GIVEN PROBLEM ▸ Drop the pictures, then extract the listing word for word.

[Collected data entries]
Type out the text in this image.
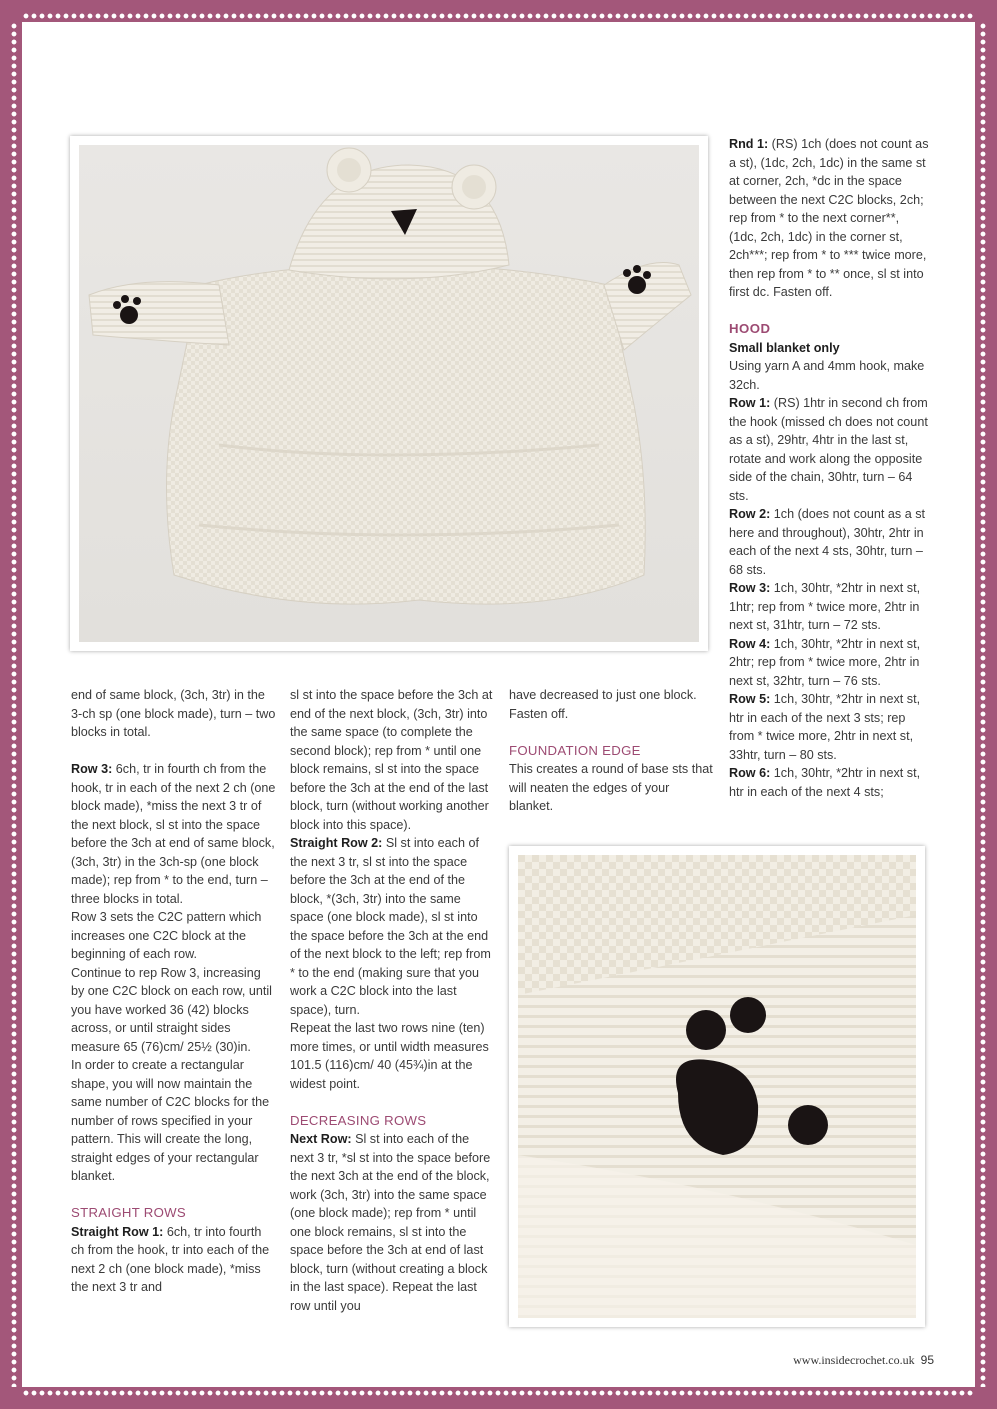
end of same block, (3ch, 3tr) in the 3-ch sp (one block made), turn – two blocks in total.

Row 3: 6ch, tr in fourth ch from the hook, tr in each of the next 2 ch (one block made), *miss the next 3 tr of the next block, sl st into the space before the 3ch at end of same block, (3ch, 3tr) in the 3ch-sp (one block made); rep from * to the end, turn – three blocks in total.

Row 3 sets the C2C pattern which increases one C2C block at the beginning of each row.

Continue to rep Row 3, increasing by one C2C block on each row, until you have worked 36 (42) blocks across, or until straight sides measure 65 (76)cm/ 25½ (30)in.

In order to create a rectangular shape, you will now maintain the same number of C2C blocks for the number of rows specified in your pattern. This will create the long, straight edges of your rectangular blanket.

STRAIGHT ROWS

Straight Row 1: 6ch, tr into fourth ch from the hook, tr into each of the next 2 ch (one block made), *miss the next 3 tr and

sl st into the space before the 3ch at end of the next block, (3ch, 3tr) into the same space (to complete the second block); rep from * until one block remains, sl st into the space before the 3ch at the end of the last block, turn (without working another block into this space).

Straight Row 2: Sl st into each of the next 3 tr, sl st into the space before the 3ch at the end of the block, *(3ch, 3tr) into the same space (one block made), sl st into the space before the 3ch at the end of the next block to the left; rep from * to the end (making sure that you work a C2C block into the last space), turn.

Repeat the last two rows nine (ten) more times, or until width measures 101.5 (116)cm/ 40 (45¾)in at the widest point.

DECREASING ROWS

Next Row: Sl st into each of the next 3 tr, *sl st into the space before the next 3ch at the end of the block, work (3ch, 3tr) into the same space (one block made); rep from * until one block remains, sl st into the space before the 3ch at end of last block, turn (without creating a block in the last space). Repeat the last row until you

have decreased to just one block. Fasten off.

FOUNDATION EDGE

This creates a round of base sts that will neaten the edges of your blanket.

Rnd 1: (RS) 1ch (does not count as a st), (1dc, 2ch, 1dc) in the same st at corner, 2ch, *dc in the space between the next C2C blocks, 2ch; rep from * to the next corner**, (1dc, 2ch, 1dc) in the corner st, 2ch***; rep from * to *** twice more, then rep from * to ** once, sl st into first dc. Fasten off.

HOOD

Small blanket only

Using yarn A and 4mm hook, make 32ch.

Row 1: (RS) 1htr in second ch from the hook (missed ch does not count as a st), 29htr, 4htr in the last st, rotate and work along the opposite side of the chain, 30htr, turn – 64 sts.

Row 2: 1ch (does not count as a st here and throughout), 30htr, 2htr in each of the next 4 sts, 30htr, turn – 68 sts.

Row 3: 1ch, 30htr, *2htr in next st, 1htr; rep from * twice more, 2htr in next st, 31htr, turn – 72 sts.

Row 4: 1ch, 30htr, *2htr in next st, 2htr; rep from * twice more, 2htr in next st, 32htr, turn – 76 sts.

Row 5: 1ch, 30htr, *2htr in next st, htr in each of the next 3 sts; rep from * twice more, 2htr in next st, 33htr, turn – 80 sts.

Row 6: 1ch, 30htr, *2htr in next st, htr in each of the next 4 sts;

www.insidecrochet.co.uk 95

ANSWER FOR THE TASK ▸
Type out the text in this image.
end of same block, (3ch, 3tr) in the 3-ch sp (one block made), turn – two blocks in total.

Row 3: 6ch, tr in fourth ch from the hook, tr in each of the next 2 ch (one block made), *miss the next 3 tr of the next block, sl st into the space before the 3ch at end of same block, (3ch, 3tr) in the 3ch-sp (one block made); rep from * to the end, turn – three blocks in total.

Row 3 sets the C2C pattern which increases one C2C block at the beginning of each row.

Continue to rep Row 3, increasing by one C2C block on each row, until you have worked 36 (42) blocks across, or until straight sides measure 65 (76)cm/ 25½ (30)in.

In order to create a rectangular shape, you will now maintain the same number of C2C blocks for the number of rows specified in your pattern. This will create the long, straight edges of your rectangular blanket.

STRAIGHT ROWS

Straight Row 1: 6ch, tr into fourth ch from the hook, tr into each of the next 2 ch (one block made), *miss the next 3 tr and

sl st into the space before the 3ch at end of the next block, (3ch, 3tr) into the same space (to complete the second block); rep from * until one block remains, sl st into the space before the 3ch at the end of the last block, turn (without working another block into this space).

Straight Row 2: Sl st into each of the next 3 tr, sl st into the space before the 3ch at the end of the block, *(3ch, 3tr) into the same space (one block made), sl st into the space before the 3ch at the end of the next block to the left; rep from * to the end (making sure that you work a C2C block into the last space), turn.

Repeat the last two rows nine (ten) more times, or until width measures 101.5 (116)cm/ 40 (45¾)in at the widest point.

DECREASING ROWS

Next Row: Sl st into each of the next 3 tr, *sl st into the space before the next 3ch at the end of the block, work (3ch, 3tr) into the same space (one block made); rep from * until one block remains, sl st into the space before the 3ch at end of last block, turn (without creating a block in the last space). Repeat the last row until you

have decreased to just one block. Fasten off.

FOUNDATION EDGE

This creates a round of base sts that will neaten the edges of your blanket.

Rnd 1: (RS) 1ch (does not count as a st), (1dc, 2ch, 1dc) in the same st at corner, 2ch, *dc in the space between the next C2C blocks, 2ch; rep from * to the next corner**, (1dc, 2ch, 1dc) in the corner st, 2ch***; rep from * to *** twice more, then rep from * to ** once, sl st into first dc. Fasten off.

HOOD

Small blanket only

Using yarn A and 4mm hook, make 32ch.

Row 1: (RS) 1htr in second ch from the hook (missed ch does not count as a st), 29htr, 4htr in the last st, rotate and work along the opposite side of the chain, 30htr, turn – 64 sts.

Row 2: 1ch (does not count as a st here and throughout), 30htr, 2htr in each of the next 4 sts, 30htr, turn – 68 sts.

Row 3: 1ch, 30htr, *2htr in next st, 1htr; rep from * twice more, 2htr in next st, 31htr, turn – 72 sts.

Row 4: 1ch, 30htr, *2htr in next st, 2htr; rep from * twice more, 2htr in next st, 32htr, turn – 76 sts.

Row 5: 1ch, 30htr, *2htr in next st, htr in each of the next 3 sts; rep from * twice more, 2htr in next st, 33htr, turn – 80 sts.

Row 6: 1ch, 30htr, *2htr in next st, htr in each of the next 4 sts;

www.insidecrochet.co.uk 95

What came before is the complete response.